◆ **Short problem**: Images do not belong in the copy. Retype all the entries below exactly.

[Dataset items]
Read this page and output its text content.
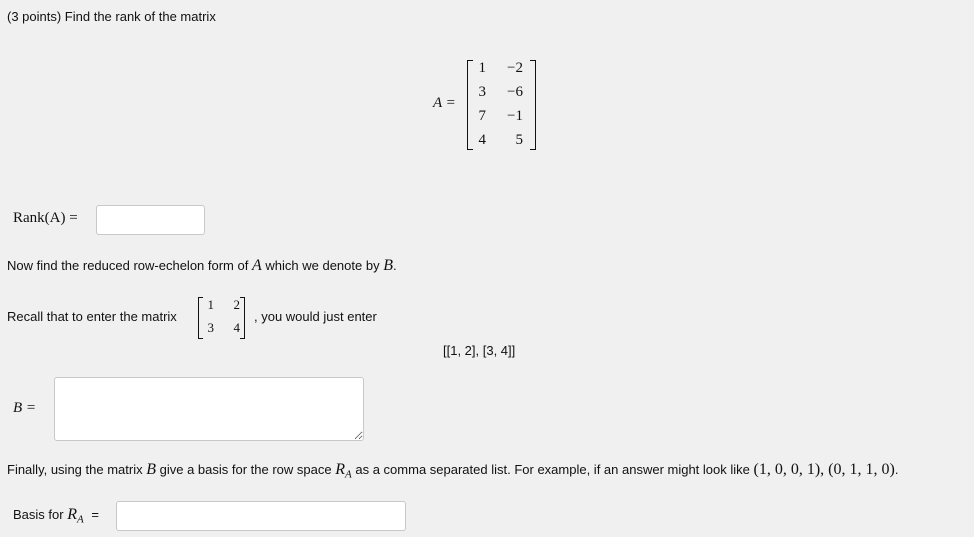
(3 points) Find the rank of the matrix
A =
1	−2
3	−6
7	−1
4	5
Rank(A) =
Now find the reduced row-echelon form of A which we denote by B.
Recall that to enter the matrix
1	2
3	4
, you would just enter
[[1, 2], [3, 4]]
B =
Finally, using the matrix B give a basis for the row space $R_A$ as a comma separated list. For example, if an answer might look like (1, 0, 0, 1), (0, 1, 1, 0).
Basis for $R_A$ =
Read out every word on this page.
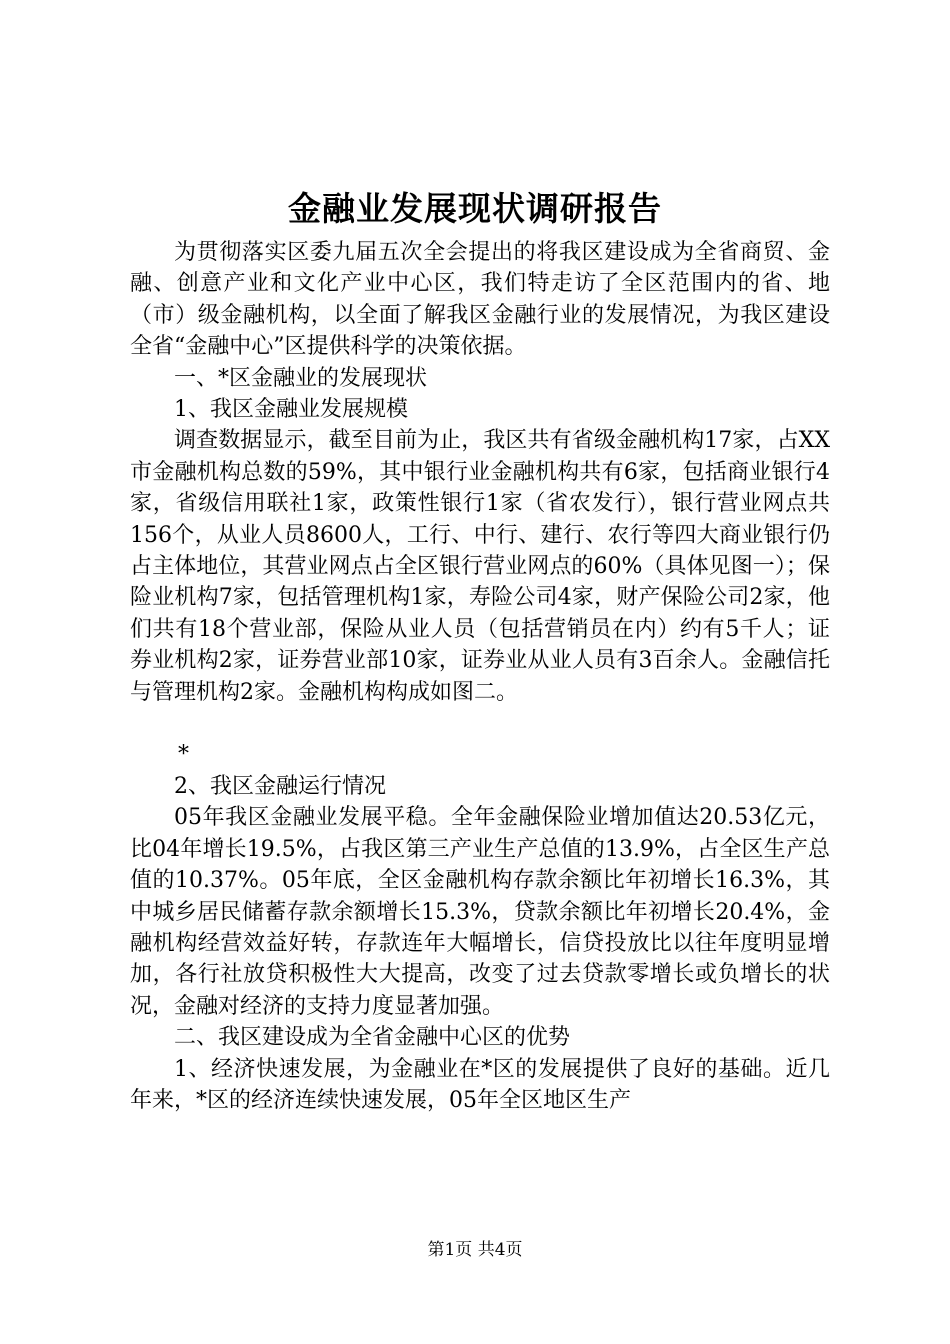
金融业发展现状调研报告

为贯彻落实区委九届五次全会提出的将我区建设成为全省商贸、金融、创意产业和文化产业中心区，我们特走访了全区范围内的省、地（市）级金融机构，以全面了解我区金融行业的发展情况，为我区建设全省“金融中心”区提供科学的决策依据。

一、*区金融业的发展现状

1、我区金融业发展规模

调查数据显示，截至目前为止，我区共有省级金融机构17家，占XX市金融机构总数的59%，其中银行业金融机构共有6家，包括商业银行4家，省级信用联社1家，政策性银行1家（省农发行），银行营业网点共156个，从业人员8600人，工行、中行、建行、农行等四大商业银行仍占主体地位，其营业网点占全区银行营业网点的60%（具体见图一）；保险业机构7家，包括管理机构1家，寿险公司4家，财产保险公司2家，他们共有18个营业部，保险从业人员（包括营销员在内）约有5千人；证券业机构2家，证券营业部10家，证券业从业人员有3百余人。金融信托与管理机构2家。金融机构构成如图二。

*

2、我区金融运行情况

05年我区金融业发展平稳。全年金融保险业增加值达20.53亿元，比04年增长19.5%，占我区第三产业生产总值的13.9%，占全区生产总值的10.37%。05年底，全区金融机构存款余额比年初增长16.3%，其中城乡居民储蓄存款余额增长15.3%，贷款余额比年初增长20.4%，金融机构经营效益好转，存款连年大幅增长，信贷投放比以往年度明显增加，各行社放贷积极性大大提高，改变了过去贷款零增长或负增长的状况，金融对经济的支持力度显著加强。

二、我区建设成为全省金融中心区的优势

1、经济快速发展，为金融业在*区的发展提供了良好的基础。近几年来，*区的经济连续快速发展，05年全区地区生产

第1页 共4页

◆ **Final answer**:
Read this page and output its text content.
(3 points) Find the rank of the matrix
A =
1	−2
3	−6
7	−1
4	5
Rank(A) =
Now find the reduced row-echelon form of A which we denote by B.
Recall that to enter the matrix
1	2
3	4
, you would just enter
[[1, 2], [3, 4]]
B =
Finally, using the matrix B give a basis for the row space $R_A$ as a comma separated list. For example, if an answer might look like (1, 0, 0, 1), (0, 1, 1, 0).
Basis for $R_A$ =
Read out every word on this page.
金融业发展现状调研报告

为贯彻落实区委九届五次全会提出的将我区建设成为全省商贸、金融、创意产业和文化产业中心区，我们特走访了全区范围内的省、地（市）级金融机构，以全面了解我区金融行业的发展情况，为我区建设全省“金融中心”区提供科学的决策依据。

一、*区金融业的发展现状

1、我区金融业发展规模

调查数据显示，截至目前为止，我区共有省级金融机构17家，占XX市金融机构总数的59%，其中银行业金融机构共有6家，包括商业银行4家，省级信用联社1家，政策性银行1家（省农发行），银行营业网点共156个，从业人员8600人，工行、中行、建行、农行等四大商业银行仍占主体地位，其营业网点占全区银行营业网点的60%（具体见图一）；保险业机构7家，包括管理机构1家，寿险公司4家，财产保险公司2家，他们共有18个营业部，保险从业人员（包括营销员在内）约有5千人；证券业机构2家，证券营业部10家，证券业从业人员有3百余人。金融信托与管理机构2家。金融机构构成如图二。

*

2、我区金融运行情况

05年我区金融业发展平稳。全年金融保险业增加值达20.53亿元，比04年增长19.5%，占我区第三产业生产总值的13.9%，占全区生产总值的10.37%。05年底，全区金融机构存款余额比年初增长16.3%，其中城乡居民储蓄存款余额增长15.3%，贷款余额比年初增长20.4%，金融机构经营效益好转，存款连年大幅增长，信贷投放比以往年度明显增加，各行社放贷积极性大大提高，改变了过去贷款零增长或负增长的状况，金融对经济的支持力度显著加强。

二、我区建设成为全省金融中心区的优势

1、经济快速发展，为金融业在*区的发展提供了良好的基础。近几年来，*区的经济连续快速发展，05年全区地区生产

第1页 共4页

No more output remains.